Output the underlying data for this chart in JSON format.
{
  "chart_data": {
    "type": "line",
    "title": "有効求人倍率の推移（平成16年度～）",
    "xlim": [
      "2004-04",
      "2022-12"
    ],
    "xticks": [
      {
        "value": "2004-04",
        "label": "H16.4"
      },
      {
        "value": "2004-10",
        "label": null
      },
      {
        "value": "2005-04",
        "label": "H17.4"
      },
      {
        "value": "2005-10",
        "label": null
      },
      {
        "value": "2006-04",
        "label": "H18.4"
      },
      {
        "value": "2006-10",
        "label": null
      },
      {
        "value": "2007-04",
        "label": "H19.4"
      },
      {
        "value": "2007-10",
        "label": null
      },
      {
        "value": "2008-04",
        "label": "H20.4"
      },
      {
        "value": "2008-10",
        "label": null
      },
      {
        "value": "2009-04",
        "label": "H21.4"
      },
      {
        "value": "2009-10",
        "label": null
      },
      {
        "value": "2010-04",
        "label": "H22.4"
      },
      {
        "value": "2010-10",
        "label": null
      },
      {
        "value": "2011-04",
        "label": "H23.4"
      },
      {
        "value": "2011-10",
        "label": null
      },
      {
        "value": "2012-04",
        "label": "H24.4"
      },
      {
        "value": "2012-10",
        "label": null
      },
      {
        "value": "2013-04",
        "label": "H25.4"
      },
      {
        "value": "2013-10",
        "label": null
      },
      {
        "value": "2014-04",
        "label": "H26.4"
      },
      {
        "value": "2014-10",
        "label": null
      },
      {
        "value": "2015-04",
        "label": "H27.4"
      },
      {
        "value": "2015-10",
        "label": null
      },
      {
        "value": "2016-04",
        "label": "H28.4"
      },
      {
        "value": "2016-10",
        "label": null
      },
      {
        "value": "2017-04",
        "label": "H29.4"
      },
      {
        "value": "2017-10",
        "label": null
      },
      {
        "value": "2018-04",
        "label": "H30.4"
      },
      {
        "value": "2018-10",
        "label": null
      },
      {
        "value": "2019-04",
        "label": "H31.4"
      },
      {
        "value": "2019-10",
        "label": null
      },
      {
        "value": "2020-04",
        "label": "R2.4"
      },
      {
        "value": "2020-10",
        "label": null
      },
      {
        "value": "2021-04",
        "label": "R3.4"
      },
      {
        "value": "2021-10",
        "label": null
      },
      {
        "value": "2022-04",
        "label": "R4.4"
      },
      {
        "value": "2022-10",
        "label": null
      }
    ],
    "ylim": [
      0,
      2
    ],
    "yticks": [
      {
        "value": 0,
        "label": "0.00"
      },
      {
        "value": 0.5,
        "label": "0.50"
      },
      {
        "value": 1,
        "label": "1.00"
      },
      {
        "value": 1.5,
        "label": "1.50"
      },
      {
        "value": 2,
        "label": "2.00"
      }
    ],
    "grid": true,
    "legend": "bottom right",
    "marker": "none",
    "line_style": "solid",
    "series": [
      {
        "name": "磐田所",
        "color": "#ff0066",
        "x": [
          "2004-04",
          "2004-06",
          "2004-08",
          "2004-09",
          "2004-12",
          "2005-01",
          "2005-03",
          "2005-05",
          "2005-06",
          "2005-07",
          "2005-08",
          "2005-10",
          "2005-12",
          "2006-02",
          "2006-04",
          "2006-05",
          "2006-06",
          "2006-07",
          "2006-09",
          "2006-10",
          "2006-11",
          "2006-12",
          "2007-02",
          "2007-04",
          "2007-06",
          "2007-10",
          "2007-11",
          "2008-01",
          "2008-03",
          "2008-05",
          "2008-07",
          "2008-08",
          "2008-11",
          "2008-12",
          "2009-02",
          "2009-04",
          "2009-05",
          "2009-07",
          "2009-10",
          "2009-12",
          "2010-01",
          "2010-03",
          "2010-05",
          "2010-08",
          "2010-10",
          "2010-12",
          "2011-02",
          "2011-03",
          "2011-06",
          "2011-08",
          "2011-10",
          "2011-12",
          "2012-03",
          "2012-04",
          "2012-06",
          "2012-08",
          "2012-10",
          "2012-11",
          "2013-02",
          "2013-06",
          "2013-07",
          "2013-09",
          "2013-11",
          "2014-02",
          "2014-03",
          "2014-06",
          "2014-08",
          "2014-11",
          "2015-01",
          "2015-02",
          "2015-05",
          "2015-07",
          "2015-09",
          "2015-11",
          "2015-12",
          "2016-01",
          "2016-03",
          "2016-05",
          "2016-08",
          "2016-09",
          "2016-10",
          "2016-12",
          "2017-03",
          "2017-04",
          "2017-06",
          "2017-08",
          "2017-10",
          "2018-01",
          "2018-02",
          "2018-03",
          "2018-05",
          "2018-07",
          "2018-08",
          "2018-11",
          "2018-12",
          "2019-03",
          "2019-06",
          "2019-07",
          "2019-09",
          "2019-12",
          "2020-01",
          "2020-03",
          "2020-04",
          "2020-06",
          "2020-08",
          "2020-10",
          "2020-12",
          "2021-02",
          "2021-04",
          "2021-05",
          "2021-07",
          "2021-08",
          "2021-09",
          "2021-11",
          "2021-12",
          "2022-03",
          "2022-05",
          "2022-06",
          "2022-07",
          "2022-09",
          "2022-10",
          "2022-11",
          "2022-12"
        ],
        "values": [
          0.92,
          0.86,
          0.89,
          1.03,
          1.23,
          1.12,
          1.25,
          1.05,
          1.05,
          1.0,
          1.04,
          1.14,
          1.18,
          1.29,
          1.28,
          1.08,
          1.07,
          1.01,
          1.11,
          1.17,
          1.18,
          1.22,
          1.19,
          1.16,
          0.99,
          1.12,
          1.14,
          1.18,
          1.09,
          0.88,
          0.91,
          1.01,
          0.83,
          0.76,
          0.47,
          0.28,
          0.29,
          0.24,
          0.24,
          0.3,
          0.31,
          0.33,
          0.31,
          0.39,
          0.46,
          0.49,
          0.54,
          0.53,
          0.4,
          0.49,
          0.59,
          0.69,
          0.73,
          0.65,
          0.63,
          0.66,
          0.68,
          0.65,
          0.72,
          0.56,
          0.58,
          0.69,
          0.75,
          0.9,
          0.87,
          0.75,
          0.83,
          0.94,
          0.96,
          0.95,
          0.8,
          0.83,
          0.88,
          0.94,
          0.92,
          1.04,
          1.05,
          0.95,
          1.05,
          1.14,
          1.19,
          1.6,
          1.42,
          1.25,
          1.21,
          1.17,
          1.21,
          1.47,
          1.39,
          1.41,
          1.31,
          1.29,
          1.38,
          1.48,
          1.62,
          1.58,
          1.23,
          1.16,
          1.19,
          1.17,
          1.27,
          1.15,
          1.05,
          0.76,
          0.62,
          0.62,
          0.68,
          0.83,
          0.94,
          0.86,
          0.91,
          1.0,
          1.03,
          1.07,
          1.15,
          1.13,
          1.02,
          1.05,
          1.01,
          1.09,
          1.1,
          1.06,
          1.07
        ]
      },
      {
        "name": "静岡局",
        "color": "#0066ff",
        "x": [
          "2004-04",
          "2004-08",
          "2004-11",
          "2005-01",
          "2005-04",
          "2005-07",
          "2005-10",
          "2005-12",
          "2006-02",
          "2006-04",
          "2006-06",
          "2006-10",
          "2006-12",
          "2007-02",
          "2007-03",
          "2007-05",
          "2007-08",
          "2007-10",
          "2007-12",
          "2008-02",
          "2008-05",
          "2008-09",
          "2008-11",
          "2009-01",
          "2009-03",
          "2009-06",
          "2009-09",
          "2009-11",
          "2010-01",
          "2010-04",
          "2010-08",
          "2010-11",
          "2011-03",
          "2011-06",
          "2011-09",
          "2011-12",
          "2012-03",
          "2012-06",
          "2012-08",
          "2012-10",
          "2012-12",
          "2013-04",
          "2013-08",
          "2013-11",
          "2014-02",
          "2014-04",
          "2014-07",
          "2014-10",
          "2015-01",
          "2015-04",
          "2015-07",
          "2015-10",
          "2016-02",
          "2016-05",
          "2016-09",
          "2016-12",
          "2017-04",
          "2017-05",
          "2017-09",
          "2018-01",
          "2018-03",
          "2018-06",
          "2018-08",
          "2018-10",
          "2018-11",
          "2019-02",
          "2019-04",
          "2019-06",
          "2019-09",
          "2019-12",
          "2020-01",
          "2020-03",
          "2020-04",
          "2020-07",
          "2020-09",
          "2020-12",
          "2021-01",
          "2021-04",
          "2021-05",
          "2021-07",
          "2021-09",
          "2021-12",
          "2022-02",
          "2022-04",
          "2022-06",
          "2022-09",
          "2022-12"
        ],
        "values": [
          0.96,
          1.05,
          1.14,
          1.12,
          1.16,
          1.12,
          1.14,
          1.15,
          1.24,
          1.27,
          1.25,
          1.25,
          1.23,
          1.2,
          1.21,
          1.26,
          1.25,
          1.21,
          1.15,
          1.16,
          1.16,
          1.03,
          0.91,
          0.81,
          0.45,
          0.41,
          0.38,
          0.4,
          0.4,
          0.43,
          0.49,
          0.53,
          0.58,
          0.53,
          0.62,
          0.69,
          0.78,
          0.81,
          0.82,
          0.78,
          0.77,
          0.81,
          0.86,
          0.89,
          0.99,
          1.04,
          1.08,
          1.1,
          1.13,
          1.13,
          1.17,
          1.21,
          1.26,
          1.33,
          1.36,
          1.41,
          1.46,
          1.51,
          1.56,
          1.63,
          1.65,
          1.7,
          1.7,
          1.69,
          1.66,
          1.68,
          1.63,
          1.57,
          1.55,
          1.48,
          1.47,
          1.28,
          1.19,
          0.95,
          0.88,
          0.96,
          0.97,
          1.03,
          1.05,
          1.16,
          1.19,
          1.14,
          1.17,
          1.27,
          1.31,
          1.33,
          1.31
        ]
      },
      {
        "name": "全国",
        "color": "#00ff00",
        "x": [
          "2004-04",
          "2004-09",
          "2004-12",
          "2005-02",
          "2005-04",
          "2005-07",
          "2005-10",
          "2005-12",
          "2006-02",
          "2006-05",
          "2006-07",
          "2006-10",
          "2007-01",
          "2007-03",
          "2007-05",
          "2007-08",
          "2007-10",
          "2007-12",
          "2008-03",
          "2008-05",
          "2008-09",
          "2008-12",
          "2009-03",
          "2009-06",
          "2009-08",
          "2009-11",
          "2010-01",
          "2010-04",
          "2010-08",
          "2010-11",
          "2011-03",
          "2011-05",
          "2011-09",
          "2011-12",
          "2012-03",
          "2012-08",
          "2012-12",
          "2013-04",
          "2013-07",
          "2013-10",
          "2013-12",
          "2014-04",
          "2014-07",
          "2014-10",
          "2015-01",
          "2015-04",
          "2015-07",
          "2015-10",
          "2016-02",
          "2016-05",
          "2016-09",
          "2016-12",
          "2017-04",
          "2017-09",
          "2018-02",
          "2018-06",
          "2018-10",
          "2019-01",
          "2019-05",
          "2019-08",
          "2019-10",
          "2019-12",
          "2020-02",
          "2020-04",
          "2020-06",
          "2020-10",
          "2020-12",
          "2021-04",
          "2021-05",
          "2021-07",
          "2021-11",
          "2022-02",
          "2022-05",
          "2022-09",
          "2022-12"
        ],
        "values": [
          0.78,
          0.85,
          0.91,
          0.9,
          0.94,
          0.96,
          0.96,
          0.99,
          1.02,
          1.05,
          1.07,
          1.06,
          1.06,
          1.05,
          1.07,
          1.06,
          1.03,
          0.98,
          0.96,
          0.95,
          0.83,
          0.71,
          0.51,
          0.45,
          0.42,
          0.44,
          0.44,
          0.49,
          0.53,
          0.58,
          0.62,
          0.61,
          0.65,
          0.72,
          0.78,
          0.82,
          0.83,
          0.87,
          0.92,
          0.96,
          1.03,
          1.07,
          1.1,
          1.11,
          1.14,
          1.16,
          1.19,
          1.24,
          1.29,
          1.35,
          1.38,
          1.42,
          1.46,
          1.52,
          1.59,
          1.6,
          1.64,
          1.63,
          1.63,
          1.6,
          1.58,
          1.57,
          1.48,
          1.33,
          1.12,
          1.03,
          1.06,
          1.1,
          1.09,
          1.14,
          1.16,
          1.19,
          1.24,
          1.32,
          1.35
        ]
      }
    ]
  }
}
************
**TASK BRIEF**
Reproduce each line from the records that contains the word "color".

**WORKED ANSWER**
        "color": "#ff0066",
        "color": "#0066ff",
        "color": "#00ff00",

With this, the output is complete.